* AIM *
Reproduce the records word for word, from their first line through the line containing "network-icon[interactable]: ▤ (1125, 702, 1133, 711)", with both of those lines included.

* DATASET RECORDS *

## begin

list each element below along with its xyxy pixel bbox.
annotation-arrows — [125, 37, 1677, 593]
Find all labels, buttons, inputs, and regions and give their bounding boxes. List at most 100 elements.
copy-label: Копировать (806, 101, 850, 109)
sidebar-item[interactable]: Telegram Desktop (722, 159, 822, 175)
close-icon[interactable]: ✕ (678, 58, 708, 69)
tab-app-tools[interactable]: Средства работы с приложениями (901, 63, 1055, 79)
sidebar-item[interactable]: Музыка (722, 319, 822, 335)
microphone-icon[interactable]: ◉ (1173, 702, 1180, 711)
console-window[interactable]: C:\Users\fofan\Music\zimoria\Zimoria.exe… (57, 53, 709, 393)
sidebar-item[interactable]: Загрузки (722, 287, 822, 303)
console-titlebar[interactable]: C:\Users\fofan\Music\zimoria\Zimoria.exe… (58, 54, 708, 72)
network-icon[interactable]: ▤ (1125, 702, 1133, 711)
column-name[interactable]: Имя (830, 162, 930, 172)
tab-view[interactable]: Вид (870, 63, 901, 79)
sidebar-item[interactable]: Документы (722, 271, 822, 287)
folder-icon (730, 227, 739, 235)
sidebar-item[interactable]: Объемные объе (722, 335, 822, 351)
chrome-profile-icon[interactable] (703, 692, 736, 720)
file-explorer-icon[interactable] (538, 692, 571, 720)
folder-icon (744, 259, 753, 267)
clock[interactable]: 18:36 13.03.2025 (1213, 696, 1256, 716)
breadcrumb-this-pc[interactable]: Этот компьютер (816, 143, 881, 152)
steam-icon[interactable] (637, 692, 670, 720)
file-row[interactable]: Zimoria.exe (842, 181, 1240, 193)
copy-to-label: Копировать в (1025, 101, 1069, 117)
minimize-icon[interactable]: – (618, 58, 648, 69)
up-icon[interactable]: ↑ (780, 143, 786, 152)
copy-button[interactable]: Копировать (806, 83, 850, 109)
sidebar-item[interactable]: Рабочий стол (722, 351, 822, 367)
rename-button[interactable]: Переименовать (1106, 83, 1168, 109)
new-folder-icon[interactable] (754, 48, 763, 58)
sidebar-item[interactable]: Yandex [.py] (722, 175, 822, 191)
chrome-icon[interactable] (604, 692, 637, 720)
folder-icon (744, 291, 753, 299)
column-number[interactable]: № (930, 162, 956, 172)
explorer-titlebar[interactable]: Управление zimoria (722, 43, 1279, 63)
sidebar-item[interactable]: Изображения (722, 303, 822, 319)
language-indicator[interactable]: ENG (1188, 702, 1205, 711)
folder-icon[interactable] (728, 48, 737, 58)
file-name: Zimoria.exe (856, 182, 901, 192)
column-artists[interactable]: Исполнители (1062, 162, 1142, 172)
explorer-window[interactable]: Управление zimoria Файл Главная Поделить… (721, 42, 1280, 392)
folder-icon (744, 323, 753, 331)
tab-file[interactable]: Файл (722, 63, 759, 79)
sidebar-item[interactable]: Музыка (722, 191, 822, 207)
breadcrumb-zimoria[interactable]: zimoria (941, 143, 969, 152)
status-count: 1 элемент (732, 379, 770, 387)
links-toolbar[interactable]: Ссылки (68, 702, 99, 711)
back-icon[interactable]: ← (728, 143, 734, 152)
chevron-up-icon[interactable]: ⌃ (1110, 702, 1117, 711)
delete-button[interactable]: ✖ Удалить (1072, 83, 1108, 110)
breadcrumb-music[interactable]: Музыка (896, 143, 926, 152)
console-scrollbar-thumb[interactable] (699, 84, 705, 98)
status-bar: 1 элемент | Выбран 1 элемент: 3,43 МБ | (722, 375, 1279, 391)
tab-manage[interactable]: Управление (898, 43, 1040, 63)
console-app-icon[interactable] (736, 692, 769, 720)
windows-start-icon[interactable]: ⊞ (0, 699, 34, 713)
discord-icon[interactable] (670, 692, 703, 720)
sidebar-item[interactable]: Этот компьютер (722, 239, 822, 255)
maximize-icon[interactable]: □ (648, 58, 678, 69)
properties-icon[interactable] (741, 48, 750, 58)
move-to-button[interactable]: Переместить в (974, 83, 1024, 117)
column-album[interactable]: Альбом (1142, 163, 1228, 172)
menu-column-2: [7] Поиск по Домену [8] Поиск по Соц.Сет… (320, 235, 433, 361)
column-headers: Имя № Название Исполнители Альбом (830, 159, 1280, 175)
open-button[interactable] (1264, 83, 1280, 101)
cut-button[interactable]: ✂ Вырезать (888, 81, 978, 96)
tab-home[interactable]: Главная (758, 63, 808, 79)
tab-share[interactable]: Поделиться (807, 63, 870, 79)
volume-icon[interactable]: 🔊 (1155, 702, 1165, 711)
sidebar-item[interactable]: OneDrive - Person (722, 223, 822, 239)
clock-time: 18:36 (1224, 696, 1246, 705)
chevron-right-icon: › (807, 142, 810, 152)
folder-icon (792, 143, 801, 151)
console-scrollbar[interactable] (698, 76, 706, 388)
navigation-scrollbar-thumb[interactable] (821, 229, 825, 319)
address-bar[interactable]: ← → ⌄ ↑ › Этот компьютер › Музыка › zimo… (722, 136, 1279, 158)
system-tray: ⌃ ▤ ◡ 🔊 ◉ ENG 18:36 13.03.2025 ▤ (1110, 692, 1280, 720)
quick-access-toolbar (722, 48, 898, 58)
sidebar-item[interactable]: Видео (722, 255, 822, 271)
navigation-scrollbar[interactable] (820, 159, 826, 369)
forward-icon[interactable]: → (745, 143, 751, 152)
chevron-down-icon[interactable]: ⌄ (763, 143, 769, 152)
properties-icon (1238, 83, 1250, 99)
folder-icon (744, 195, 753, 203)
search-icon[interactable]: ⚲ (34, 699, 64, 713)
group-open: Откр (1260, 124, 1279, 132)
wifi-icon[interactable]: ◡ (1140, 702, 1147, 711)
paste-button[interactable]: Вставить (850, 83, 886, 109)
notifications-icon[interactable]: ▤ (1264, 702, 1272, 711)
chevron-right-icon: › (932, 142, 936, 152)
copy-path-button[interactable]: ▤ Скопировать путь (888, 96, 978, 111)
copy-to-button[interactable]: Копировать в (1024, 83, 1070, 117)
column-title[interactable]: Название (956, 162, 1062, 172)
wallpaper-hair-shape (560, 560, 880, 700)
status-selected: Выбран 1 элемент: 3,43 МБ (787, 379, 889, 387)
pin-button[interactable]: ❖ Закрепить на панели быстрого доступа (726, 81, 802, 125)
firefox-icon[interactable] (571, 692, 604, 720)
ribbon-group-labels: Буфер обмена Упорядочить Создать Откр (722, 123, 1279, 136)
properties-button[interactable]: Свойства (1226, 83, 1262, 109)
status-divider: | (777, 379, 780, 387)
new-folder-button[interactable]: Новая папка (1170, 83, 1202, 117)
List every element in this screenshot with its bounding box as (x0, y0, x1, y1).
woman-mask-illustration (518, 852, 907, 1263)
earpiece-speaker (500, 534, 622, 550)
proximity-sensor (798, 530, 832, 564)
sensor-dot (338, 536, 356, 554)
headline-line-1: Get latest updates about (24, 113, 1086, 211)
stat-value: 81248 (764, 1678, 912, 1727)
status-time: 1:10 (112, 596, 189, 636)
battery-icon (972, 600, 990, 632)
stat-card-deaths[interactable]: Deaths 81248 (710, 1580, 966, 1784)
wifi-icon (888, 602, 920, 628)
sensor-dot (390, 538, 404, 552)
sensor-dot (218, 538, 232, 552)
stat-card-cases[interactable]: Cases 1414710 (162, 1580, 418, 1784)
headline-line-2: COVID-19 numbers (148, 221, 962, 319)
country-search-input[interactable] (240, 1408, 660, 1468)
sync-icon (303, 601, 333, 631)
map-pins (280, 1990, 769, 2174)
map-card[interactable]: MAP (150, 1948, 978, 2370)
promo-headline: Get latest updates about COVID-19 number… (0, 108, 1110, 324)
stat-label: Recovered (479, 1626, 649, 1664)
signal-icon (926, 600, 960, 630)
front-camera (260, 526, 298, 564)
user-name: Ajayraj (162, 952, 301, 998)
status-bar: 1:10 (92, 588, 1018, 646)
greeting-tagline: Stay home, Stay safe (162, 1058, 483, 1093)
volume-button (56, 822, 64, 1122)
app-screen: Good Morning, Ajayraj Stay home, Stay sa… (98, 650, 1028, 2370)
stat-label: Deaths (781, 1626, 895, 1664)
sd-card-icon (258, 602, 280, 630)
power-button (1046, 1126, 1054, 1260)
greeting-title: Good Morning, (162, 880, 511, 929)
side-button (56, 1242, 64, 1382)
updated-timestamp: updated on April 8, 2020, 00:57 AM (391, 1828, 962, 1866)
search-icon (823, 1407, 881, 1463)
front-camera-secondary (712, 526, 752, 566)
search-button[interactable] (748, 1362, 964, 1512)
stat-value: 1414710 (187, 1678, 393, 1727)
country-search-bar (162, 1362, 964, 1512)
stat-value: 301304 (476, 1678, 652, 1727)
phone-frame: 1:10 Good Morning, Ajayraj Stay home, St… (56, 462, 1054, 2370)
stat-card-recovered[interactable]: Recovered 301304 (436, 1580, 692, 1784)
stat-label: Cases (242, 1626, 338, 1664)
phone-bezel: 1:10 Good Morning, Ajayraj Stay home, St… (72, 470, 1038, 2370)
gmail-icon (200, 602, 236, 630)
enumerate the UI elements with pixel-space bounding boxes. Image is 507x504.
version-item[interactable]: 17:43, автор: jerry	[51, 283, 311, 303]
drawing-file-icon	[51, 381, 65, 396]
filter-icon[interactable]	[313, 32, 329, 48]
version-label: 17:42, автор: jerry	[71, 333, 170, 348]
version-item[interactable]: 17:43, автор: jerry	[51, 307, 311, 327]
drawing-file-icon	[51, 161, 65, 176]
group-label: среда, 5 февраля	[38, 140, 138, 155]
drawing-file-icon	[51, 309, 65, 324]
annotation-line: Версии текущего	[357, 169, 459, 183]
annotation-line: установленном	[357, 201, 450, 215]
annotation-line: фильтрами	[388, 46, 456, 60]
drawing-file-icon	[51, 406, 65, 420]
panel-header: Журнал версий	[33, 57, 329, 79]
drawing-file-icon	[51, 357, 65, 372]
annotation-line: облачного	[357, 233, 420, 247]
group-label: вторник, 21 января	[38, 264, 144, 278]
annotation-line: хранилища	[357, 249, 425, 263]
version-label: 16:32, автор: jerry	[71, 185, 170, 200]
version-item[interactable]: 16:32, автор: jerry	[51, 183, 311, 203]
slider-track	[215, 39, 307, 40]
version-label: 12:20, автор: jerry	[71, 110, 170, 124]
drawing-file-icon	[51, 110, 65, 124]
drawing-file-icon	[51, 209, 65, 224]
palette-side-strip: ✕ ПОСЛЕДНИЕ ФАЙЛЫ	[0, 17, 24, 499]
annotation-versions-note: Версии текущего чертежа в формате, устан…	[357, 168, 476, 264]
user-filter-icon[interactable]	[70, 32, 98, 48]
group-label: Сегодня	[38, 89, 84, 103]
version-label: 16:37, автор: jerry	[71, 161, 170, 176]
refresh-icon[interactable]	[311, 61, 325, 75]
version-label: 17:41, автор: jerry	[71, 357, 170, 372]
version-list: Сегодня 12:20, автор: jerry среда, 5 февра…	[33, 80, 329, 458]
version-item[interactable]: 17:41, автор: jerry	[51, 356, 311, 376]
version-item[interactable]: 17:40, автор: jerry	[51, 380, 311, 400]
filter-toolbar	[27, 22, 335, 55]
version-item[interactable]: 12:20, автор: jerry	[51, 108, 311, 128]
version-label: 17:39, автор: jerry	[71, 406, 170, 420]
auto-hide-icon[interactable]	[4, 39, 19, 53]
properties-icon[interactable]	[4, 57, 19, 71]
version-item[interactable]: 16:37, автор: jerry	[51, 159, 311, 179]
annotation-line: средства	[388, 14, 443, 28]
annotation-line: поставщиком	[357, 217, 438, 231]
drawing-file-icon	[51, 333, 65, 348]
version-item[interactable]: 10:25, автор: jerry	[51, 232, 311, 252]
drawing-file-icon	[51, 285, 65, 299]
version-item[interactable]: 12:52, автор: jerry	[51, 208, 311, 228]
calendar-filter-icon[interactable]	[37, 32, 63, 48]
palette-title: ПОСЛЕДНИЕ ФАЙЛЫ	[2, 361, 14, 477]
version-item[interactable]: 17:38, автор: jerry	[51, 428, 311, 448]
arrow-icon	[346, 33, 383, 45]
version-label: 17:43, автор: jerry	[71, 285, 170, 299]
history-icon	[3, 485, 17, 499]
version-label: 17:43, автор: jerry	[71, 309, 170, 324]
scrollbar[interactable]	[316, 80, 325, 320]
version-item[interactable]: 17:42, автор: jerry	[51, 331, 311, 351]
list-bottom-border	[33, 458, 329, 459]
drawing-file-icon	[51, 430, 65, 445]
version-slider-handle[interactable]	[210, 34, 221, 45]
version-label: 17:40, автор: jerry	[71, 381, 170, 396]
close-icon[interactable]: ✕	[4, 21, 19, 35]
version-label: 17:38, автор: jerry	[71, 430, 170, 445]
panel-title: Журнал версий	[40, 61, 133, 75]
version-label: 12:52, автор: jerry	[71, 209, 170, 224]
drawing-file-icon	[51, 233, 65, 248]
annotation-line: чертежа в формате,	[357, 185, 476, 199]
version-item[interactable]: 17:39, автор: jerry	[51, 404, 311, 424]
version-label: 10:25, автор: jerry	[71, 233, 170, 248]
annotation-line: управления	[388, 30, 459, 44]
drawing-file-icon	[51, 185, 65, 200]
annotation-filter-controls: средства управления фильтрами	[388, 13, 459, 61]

## end

* WRITTEN RESPONSE *
list each element below along with its xyxy pixel bbox.
annotation-arrows — [125, 37, 1677, 593]
Find all labels, buttons, inputs, and regions and give their bounding boxes. List at most 100 elements.
copy-label: Копировать (806, 101, 850, 109)
sidebar-item[interactable]: Telegram Desktop (722, 159, 822, 175)
close-icon[interactable]: ✕ (678, 58, 708, 69)
tab-app-tools[interactable]: Средства работы с приложениями (901, 63, 1055, 79)
sidebar-item[interactable]: Музыка (722, 319, 822, 335)
microphone-icon[interactable]: ◉ (1173, 702, 1180, 711)
console-window[interactable]: C:\Users\fofan\Music\zimoria\Zimoria.exe… (57, 53, 709, 393)
sidebar-item[interactable]: Загрузки (722, 287, 822, 303)
console-titlebar[interactable]: C:\Users\fofan\Music\zimoria\Zimoria.exe… (58, 54, 708, 72)
network-icon[interactable]: ▤ (1125, 702, 1133, 711)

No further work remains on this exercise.